(INPUT DATA)
***

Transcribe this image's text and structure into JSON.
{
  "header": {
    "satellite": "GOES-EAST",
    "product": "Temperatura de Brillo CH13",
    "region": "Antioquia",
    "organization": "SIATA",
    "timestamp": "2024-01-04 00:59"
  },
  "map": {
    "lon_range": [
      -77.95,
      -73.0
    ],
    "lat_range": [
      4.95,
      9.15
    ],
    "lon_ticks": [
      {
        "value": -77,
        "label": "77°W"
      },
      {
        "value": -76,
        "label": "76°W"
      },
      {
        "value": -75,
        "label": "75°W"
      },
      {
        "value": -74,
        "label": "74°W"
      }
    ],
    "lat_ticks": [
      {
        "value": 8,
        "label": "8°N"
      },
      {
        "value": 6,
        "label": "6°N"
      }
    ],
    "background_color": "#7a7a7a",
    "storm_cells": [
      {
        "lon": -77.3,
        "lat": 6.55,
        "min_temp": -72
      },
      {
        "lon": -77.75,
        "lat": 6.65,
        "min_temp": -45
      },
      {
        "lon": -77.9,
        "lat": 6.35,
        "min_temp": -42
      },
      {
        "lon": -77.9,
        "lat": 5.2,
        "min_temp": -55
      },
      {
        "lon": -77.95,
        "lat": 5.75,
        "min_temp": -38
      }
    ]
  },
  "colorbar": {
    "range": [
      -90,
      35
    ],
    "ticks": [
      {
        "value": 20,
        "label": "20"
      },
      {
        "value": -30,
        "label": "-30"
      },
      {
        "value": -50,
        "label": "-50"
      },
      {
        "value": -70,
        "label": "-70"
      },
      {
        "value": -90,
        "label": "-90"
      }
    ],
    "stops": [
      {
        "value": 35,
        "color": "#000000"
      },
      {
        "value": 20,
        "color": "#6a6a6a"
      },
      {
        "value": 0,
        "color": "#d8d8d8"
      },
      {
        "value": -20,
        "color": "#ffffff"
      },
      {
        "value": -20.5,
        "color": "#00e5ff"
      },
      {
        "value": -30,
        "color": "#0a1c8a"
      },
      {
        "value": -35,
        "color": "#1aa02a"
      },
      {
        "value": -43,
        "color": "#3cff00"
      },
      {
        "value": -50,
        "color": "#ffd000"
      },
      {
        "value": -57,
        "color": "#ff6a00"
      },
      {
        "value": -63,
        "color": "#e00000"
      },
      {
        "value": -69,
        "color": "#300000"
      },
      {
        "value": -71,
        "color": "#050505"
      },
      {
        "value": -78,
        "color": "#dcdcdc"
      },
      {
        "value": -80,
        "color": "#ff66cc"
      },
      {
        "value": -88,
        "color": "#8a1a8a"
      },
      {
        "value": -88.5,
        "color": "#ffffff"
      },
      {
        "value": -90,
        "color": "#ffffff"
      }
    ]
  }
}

***

(AIM)
Only the number is wanted: how many lines in the data include the word "label"?

(COMPLETE ANSWER)
11